- **Stated problem**:
Transcribe the listing that follows in full, omitting pictures.

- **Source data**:
--
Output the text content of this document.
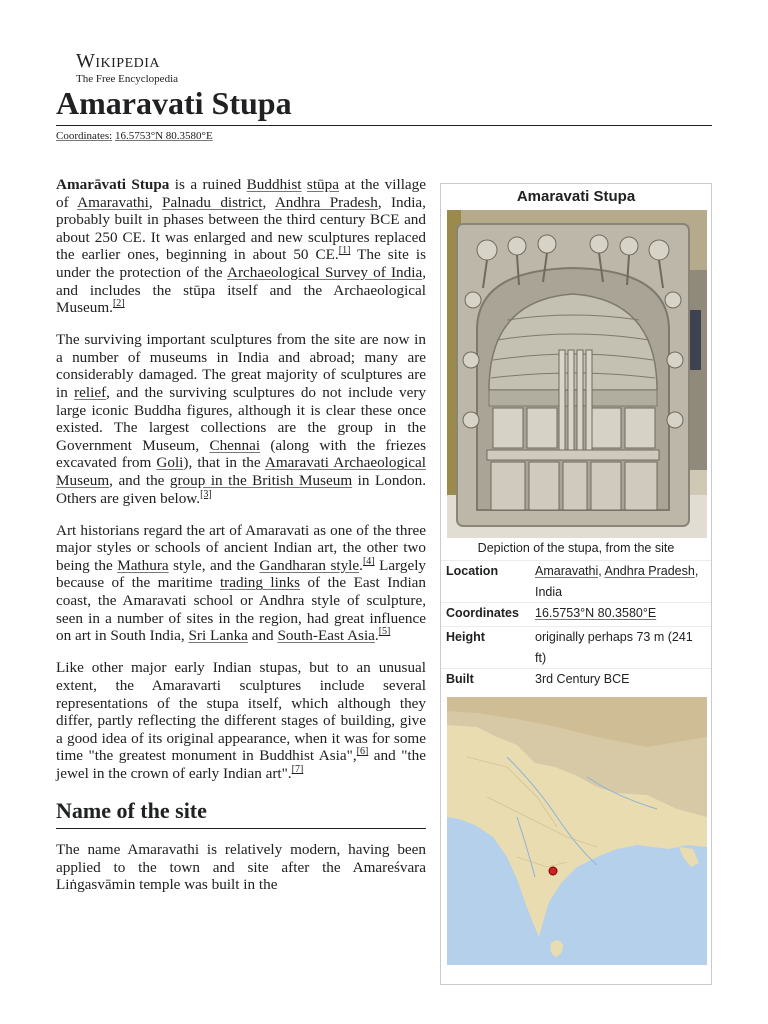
Wikipedia
The Free Encyclopedia
Amaravati Stupa
Coordinates: 16.5753°N 80.3580°E

Amarāvati Stupa is a ruined Buddhist stūpa at the village of Amaravathi, Palnadu district, Andhra Pradesh, India, probably built in phases between the third century BCE and about 250 CE. It was enlarged and new sculptures replaced the earlier ones, beginning in about 50 CE.[1] The site is under the protection of the Archaeological Survey of India, and includes the stūpa itself and the Archaeological Museum.[2]

The surviving important sculptures from the site are now in a number of museums in India and abroad; many are considerably damaged. The great majority of sculptures are in relief, and the surviving sculptures do not include very large iconic Buddha figures, although it is clear these once existed. The largest collections are the group in the Government Museum, Chennai (along with the friezes excavated from Goli), that in the Amaravati Archaeological Museum, and the group in the British Museum in London. Others are given below.[3]

Art historians regard the art of Amaravati as one of the three major styles or schools of ancient Indian art, the other two being the Mathura style, and the Gandharan style.[4] Largely because of the maritime trading links of the East Indian coast, the Amaravati school or Andhra style of sculpture, seen in a number of sites in the region, had great influence on art in South India, Sri Lanka and South-East Asia.[5]

Like other major early Indian stupas, but to an unusual extent, the Amaravarti sculptures include several representations of the stupa itself, which although they differ, partly reflecting the different stages of building, give a good idea of its original appearance, when it was for some time "the greatest monument in Buddhist Asia",[6] and "the jewel in the crown of early Indian art".[7]

Name of the site

The name Amaravathi is relatively modern, having been applied to the town and site after the Amareśvara Liṅgasvāmin temple was built in the

Amaravati Stupa
Depiction of the stupa, from the site
Location	Amaravathi, Andhra Pradesh, India
Coordinates 16.5753°N 80.3580°E
Height	originally perhaps 73 m (241 ft)
Built	3rd Century BCE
--
- **Full response**:
Output the text content of this document.
Wikipedia
The Free Encyclopedia
Amaravati Stupa
Coordinates: 16.5753°N 80.3580°E

Amarāvati Stupa is a ruined Buddhist stūpa at the village of Amaravathi, Palnadu district, Andhra Pradesh, India, probably built in phases between the third century BCE and about 250 CE. It was enlarged and new sculptures replaced the earlier ones, beginning in about 50 CE.[1] The site is under the protection of the Archaeological Survey of India, and includes the stūpa itself and the Archaeological Museum.[2]

The surviving important sculptures from the site are now in a number of museums in India and abroad; many are considerably damaged. The great majority of sculptures are in relief, and the surviving sculptures do not include very large iconic Buddha figures, although it is clear these once existed. The largest collections are the group in the Government Museum, Chennai (along with the friezes excavated from Goli), that in the Amaravati Archaeological Museum, and the group in the British Museum in London. Others are given below.[3]

Art historians regard the art of Amaravati as one of the three major styles or schools of ancient Indian art, the other two being the Mathura style, and the Gandharan style.[4] Largely because of the maritime trading links of the East Indian coast, the Amaravati school or Andhra style of sculpture, seen in a number of sites in the region, had great influence on art in South India, Sri Lanka and South-East Asia.[5]

Like other major early Indian stupas, but to an unusual extent, the Amaravarti sculptures include several representations of the stupa itself, which although they differ, partly reflecting the different stages of building, give a good idea of its original appearance, when it was for some time "the greatest monument in Buddhist Asia",[6] and "the jewel in the crown of early Indian art".[7]

Name of the site

The name Amaravathi is relatively modern, having been applied to the town and site after the Amareśvara Liṅgasvāmin temple was built in the

Amaravati Stupa
Depiction of the stupa, from the site
Location	Amaravathi, Andhra Pradesh, India
Coordinates 16.5753°N 80.3580°E
Height	originally perhaps 73 m (241 ft)
Built	3rd Century BCE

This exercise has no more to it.